| Provided data |
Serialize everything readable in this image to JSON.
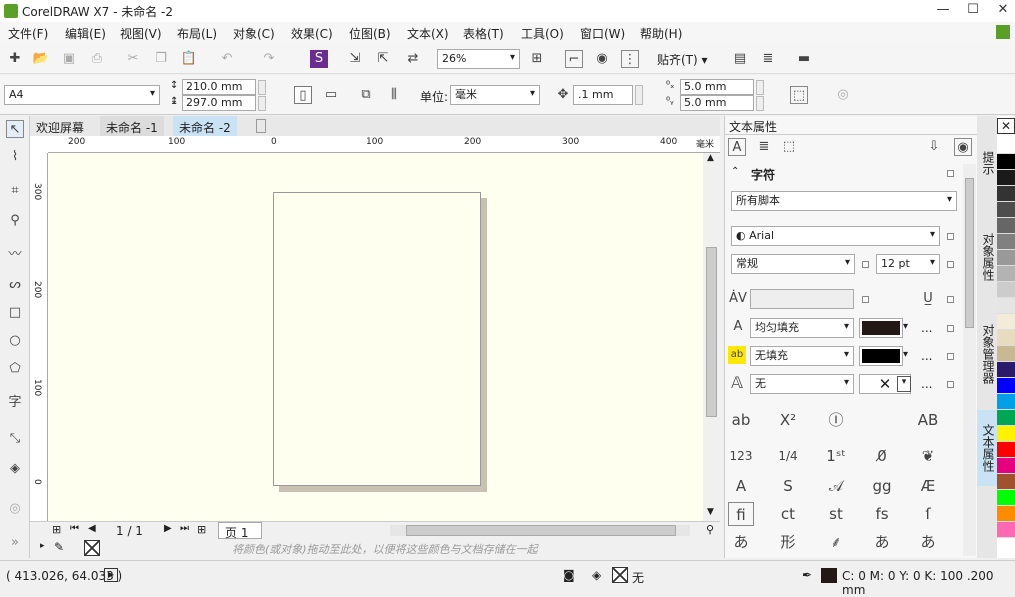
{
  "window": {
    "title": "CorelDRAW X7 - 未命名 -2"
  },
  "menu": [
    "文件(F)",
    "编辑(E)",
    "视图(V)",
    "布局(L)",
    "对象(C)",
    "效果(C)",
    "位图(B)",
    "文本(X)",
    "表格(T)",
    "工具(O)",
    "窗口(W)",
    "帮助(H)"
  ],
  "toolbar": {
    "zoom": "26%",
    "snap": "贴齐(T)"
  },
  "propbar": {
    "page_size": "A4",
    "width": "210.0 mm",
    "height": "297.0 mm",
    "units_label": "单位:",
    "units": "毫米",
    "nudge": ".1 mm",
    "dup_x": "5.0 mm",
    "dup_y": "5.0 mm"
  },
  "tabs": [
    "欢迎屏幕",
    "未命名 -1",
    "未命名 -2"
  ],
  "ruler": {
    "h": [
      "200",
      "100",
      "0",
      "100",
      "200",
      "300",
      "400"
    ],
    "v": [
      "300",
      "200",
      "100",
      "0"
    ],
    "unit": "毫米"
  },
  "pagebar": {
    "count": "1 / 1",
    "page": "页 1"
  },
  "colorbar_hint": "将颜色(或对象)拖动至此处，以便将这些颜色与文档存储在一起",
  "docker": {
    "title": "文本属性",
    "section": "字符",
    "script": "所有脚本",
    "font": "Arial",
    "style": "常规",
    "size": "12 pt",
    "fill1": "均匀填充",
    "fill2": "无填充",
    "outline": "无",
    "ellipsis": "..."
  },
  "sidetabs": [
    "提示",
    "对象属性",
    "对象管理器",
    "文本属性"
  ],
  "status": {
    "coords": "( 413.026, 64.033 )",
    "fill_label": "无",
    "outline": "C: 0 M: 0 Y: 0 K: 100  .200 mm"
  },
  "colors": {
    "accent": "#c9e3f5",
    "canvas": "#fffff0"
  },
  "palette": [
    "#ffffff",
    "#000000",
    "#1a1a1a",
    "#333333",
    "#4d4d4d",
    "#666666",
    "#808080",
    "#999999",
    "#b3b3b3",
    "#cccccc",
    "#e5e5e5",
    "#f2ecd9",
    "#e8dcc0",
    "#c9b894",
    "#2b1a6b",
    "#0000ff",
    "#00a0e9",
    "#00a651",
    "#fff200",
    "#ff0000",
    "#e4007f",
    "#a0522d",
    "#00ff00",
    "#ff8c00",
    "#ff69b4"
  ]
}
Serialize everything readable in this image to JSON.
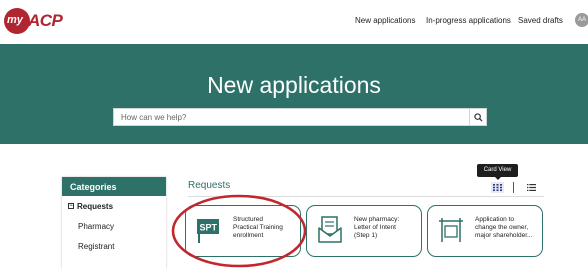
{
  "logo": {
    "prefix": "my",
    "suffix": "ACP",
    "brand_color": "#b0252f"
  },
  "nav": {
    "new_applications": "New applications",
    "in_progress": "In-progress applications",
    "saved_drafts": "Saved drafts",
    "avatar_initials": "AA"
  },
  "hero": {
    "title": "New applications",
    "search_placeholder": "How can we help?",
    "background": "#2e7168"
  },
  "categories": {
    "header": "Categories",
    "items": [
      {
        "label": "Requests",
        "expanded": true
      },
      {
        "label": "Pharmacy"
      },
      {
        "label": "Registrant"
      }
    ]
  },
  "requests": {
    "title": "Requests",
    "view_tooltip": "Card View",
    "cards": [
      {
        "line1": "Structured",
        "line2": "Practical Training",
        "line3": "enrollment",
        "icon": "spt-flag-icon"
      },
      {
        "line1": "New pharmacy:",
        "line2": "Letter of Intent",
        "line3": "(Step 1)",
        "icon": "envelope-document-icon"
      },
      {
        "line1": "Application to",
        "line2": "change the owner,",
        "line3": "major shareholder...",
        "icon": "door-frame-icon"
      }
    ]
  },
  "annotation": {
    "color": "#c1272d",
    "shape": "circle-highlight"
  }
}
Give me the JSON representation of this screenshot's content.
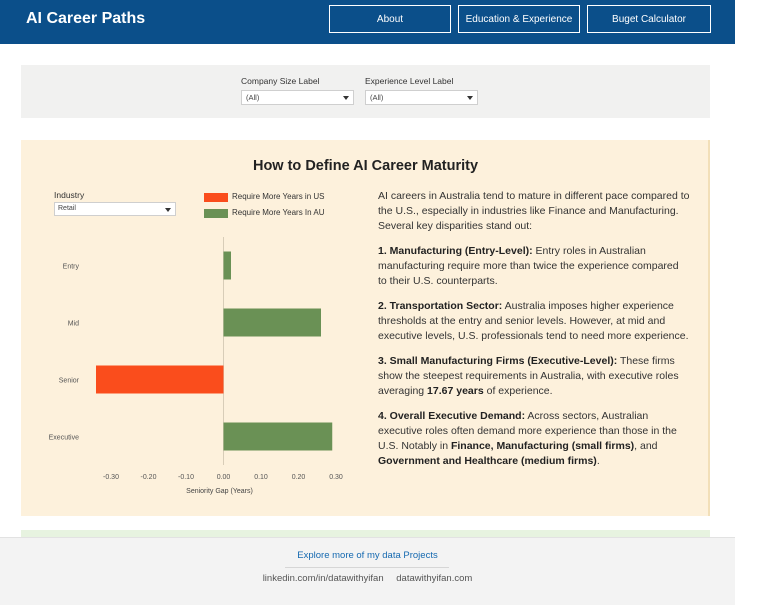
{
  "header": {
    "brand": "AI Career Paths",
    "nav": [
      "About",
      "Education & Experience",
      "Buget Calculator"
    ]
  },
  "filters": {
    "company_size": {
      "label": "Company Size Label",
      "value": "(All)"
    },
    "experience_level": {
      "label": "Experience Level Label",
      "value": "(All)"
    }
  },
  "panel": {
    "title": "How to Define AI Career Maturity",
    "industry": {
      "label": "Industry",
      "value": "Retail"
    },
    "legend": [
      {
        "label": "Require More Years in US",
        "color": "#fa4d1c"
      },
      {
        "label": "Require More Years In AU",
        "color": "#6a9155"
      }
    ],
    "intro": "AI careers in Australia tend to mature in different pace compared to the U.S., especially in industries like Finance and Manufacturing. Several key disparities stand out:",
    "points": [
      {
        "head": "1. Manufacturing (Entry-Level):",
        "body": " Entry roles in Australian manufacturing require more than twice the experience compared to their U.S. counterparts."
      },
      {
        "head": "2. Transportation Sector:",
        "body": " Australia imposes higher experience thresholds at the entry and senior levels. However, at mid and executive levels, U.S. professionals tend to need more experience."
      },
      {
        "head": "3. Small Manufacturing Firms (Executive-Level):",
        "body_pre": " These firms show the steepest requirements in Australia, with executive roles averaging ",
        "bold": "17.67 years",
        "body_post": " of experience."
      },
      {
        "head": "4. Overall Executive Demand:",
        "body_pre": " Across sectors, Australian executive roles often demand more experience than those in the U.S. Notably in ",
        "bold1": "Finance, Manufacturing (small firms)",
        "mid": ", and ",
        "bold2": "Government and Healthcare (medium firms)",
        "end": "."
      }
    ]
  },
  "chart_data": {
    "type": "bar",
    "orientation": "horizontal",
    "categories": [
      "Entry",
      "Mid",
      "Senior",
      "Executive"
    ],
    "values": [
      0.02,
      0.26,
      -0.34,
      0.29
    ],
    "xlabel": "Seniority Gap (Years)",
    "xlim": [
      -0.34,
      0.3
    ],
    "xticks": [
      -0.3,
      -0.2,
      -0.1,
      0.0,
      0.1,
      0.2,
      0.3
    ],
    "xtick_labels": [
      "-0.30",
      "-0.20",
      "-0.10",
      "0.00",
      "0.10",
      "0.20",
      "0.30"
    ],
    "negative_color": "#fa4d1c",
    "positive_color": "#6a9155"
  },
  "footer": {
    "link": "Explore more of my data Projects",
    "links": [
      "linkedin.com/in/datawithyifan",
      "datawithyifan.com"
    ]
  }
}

| Task |
All lines above containing the string "title" are to be collected.

| Output of the exercise |
    "title": "CorelDRAW X7 - 未命名 -2"
    "title": "文本属性",
    "title": "New applications",
    "title": "Requests",
    "title": "How to Define AI Career Maturity",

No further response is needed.